### YOUR OBJECTIVE:
Can you print every record below exactly as written?

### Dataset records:
******************************
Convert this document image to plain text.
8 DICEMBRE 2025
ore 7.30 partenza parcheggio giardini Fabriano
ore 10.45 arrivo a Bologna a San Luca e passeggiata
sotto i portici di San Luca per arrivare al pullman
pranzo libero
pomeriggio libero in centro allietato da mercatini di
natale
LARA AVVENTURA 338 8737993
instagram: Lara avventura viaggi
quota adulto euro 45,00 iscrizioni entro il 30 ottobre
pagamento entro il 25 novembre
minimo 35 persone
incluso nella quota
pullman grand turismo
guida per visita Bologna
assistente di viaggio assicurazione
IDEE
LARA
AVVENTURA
******************************
### EXERCISE ANSWER:
Convert this document image to plain text.
8 DICEMBRE 2025
ore 7.30 partenza parcheggio giardini Fabriano
ore 10.45 arrivo a Bologna a San Luca e passeggiata
sotto i portici di San Luca per arrivare al pullman
pranzo libero
pomeriggio libero in centro allietato da mercatini di
natale
LARA AVVENTURA 338 8737993
instagram: Lara avventura viaggi
quota adulto euro 45,00 iscrizioni entro il 30 ottobre
pagamento entro il 25 novembre
minimo 35 persone
incluso nella quota
pullman grand turismo
guida per visita Bologna
assistente di viaggio assicurazione
IDEE
LARA
AVVENTURA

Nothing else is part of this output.